* _STATED TASK_
Write out all the material exactly. Leave nothing out.

[Figure dataset records]

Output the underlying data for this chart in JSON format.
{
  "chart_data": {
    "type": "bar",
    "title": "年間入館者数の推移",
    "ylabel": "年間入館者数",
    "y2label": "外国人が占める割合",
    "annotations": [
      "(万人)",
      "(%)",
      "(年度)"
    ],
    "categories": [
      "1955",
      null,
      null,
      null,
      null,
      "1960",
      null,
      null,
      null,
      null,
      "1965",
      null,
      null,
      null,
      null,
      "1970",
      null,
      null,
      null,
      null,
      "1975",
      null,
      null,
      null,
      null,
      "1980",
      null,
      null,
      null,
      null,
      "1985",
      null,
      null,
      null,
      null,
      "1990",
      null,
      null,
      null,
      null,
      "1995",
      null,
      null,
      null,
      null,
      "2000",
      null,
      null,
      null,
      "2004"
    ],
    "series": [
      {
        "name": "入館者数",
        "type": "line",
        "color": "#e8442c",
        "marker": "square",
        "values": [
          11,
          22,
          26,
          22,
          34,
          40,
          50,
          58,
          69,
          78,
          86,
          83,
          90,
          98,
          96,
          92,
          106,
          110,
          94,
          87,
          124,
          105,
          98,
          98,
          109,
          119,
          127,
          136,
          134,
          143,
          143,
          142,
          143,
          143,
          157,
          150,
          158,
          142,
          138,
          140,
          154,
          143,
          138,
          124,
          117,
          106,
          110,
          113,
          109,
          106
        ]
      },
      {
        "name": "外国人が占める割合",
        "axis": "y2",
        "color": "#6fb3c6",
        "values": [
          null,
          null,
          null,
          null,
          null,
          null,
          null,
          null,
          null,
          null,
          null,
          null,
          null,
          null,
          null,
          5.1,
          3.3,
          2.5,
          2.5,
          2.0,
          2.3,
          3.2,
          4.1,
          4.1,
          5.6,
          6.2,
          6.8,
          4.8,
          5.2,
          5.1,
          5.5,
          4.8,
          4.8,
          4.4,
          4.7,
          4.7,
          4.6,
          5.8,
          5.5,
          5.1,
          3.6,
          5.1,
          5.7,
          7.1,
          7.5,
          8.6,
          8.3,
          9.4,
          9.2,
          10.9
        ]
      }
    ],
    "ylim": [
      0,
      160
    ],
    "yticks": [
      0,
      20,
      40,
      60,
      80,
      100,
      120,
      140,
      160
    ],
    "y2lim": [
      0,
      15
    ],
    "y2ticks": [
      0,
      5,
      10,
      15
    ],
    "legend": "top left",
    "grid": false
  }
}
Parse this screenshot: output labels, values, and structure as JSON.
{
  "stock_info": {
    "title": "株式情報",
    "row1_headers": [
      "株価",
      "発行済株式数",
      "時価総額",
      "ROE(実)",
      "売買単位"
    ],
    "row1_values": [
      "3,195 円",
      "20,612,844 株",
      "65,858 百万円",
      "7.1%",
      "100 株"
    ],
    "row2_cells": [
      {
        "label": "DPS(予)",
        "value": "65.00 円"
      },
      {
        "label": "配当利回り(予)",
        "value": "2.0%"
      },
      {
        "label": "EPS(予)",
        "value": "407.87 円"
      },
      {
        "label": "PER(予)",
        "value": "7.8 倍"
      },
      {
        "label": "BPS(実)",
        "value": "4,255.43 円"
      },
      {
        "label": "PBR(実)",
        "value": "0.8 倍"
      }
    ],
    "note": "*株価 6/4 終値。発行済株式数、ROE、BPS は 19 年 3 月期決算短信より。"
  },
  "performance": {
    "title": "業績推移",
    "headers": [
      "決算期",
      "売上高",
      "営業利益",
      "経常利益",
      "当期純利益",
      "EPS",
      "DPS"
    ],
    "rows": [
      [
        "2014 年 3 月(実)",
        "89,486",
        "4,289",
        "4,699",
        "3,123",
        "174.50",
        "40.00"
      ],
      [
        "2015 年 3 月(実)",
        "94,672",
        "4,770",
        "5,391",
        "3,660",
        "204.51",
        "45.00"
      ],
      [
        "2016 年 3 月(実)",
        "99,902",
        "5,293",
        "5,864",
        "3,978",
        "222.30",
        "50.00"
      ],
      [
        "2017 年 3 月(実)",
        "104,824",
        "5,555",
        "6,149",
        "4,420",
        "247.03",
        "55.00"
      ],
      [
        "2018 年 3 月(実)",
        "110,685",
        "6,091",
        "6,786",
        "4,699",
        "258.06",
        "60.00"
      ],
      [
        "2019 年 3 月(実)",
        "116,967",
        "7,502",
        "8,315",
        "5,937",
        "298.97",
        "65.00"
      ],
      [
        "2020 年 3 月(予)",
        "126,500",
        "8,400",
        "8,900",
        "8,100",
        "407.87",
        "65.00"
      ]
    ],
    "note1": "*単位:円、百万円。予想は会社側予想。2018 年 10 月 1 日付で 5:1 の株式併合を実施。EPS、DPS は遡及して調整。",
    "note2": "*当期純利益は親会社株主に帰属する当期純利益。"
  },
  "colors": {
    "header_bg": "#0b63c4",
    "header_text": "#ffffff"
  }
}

* _WRITTEN RESPONSE_
Output the underlying data for this chart in JSON format.
{
  "chart_data": {
    "type": "bar",
    "title": "年間入館者数の推移",
    "ylabel": "年間入館者数",
    "y2label": "外国人が占める割合",
    "annotations": [
      "(万人)",
      "(%)",
      "(年度)"
    ],
    "categories": [
      "1955",
      null,
      null,
      null,
      null,
      "1960",
      null,
      null,
      null,
      null,
      "1965",
      null,
      null,
      null,
      null,
      "1970",
      null,
      null,
      null,
      null,
      "1975",
      null,
      null,
      null,
      null,
      "1980",
      null,
      null,
      null,
      null,
      "1985",
      null,
      null,
      null,
      null,
      "1990",
      null,
      null,
      null,
      null,
      "1995",
      null,
      null,
      null,
      null,
      "2000",
      null,
      null,
      null,
      "2004"
    ],
    "series": [
      {
        "name": "入館者数",
        "type": "line",
        "color": "#e8442c",
        "marker": "square",
        "values": [
          11,
          22,
          26,
          22,
          34,
          40,
          50,
          58,
          69,
          78,
          86,
          83,
          90,
          98,
          96,
          92,
          106,
          110,
          94,
          87,
          124,
          105,
          98,
          98,
          109,
          119,
          127,
          136,
          134,
          143,
          143,
          142,
          143,
          143,
          157,
          150,
          158,
          142,
          138,
          140,
          154,
          143,
          138,
          124,
          117,
          106,
          110,
          113,
          109,
          106
        ]
      },
      {
        "name": "外国人が占める割合",
        "axis": "y2",
        "color": "#6fb3c6",
        "values": [
          null,
          null,
          null,
          null,
          null,
          null,
          null,
          null,
          null,
          null,
          null,
          null,
          null,
          null,
          null,
          5.1,
          3.3,
          2.5,
          2.5,
          2.0,
          2.3,
          3.2,
          4.1,
          4.1,
          5.6,
          6.2,
          6.8,
          4.8,
          5.2,
          5.1,
          5.5,
          4.8,
          4.8,
          4.4,
          4.7,
          4.7,
          4.6,
          5.8,
          5.5,
          5.1,
          3.6,
          5.1,
          5.7,
          7.1,
          7.5,
          8.6,
          8.3,
          9.4,
          9.2,
          10.9
        ]
      }
    ],
    "ylim": [
      0,
      160
    ],
    "yticks": [
      0,
      20,
      40,
      60,
      80,
      100,
      120,
      140,
      160
    ],
    "y2lim": [
      0,
      15
    ],
    "y2ticks": [
      0,
      5,
      10,
      15
    ],
    "legend": "top left",
    "grid": false
  }
}
Parse this screenshot: output labels, values, and structure as JSON.
{
  "stock_info": {
    "title": "株式情報",
    "row1_headers": [
      "株価",
      "発行済株式数",
      "時価総額",
      "ROE(実)",
      "売買単位"
    ],
    "row1_values": [
      "3,195 円",
      "20,612,844 株",
      "65,858 百万円",
      "7.1%",
      "100 株"
    ],
    "row2_cells": [
      {
        "label": "DPS(予)",
        "value": "65.00 円"
      },
      {
        "label": "配当利回り(予)",
        "value": "2.0%"
      },
      {
        "label": "EPS(予)",
        "value": "407.87 円"
      },
      {
        "label": "PER(予)",
        "value": "7.8 倍"
      },
      {
        "label": "BPS(実)",
        "value": "4,255.43 円"
      },
      {
        "label": "PBR(実)",
        "value": "0.8 倍"
      }
    ],
    "note": "*株価 6/4 終値。発行済株式数、ROE、BPS は 19 年 3 月期決算短信より。"
  },
  "performance": {
    "title": "業績推移",
    "headers": [
      "決算期",
      "売上高",
      "営業利益",
      "経常利益",
      "当期純利益",
      "EPS",
      "DPS"
    ],
    "rows": [
      [
        "2014 年 3 月(実)",
        "89,486",
        "4,289",
        "4,699",
        "3,123",
        "174.50",
        "40.00"
      ],
      [
        "2015 年 3 月(実)",
        "94,672",
        "4,770",
        "5,391",
        "3,660",
        "204.51",
        "45.00"
      ],
      [
        "2016 年 3 月(実)",
        "99,902",
        "5,293",
        "5,864",
        "3,978",
        "222.30",
        "50.00"
      ],
      [
        "2017 年 3 月(実)",
        "104,824",
        "5,555",
        "6,149",
        "4,420",
        "247.03",
        "55.00"
      ],
      [
        "2018 年 3 月(実)",
        "110,685",
        "6,091",
        "6,786",
        "4,699",
        "258.06",
        "60.00"
      ],
      [
        "2019 年 3 月(実)",
        "116,967",
        "7,502",
        "8,315",
        "5,937",
        "298.97",
        "65.00"
      ],
      [
        "2020 年 3 月(予)",
        "126,500",
        "8,400",
        "8,900",
        "8,100",
        "407.87",
        "65.00"
      ]
    ],
    "note1": "*単位:円、百万円。予想は会社側予想。2018 年 10 月 1 日付で 5:1 の株式併合を実施。EPS、DPS は遡及して調整。",
    "note2": "*当期純利益は親会社株主に帰属する当期純利益。"
  },
  "colors": {
    "header_bg": "#0b63c4",
    "header_text": "#ffffff"
  }
}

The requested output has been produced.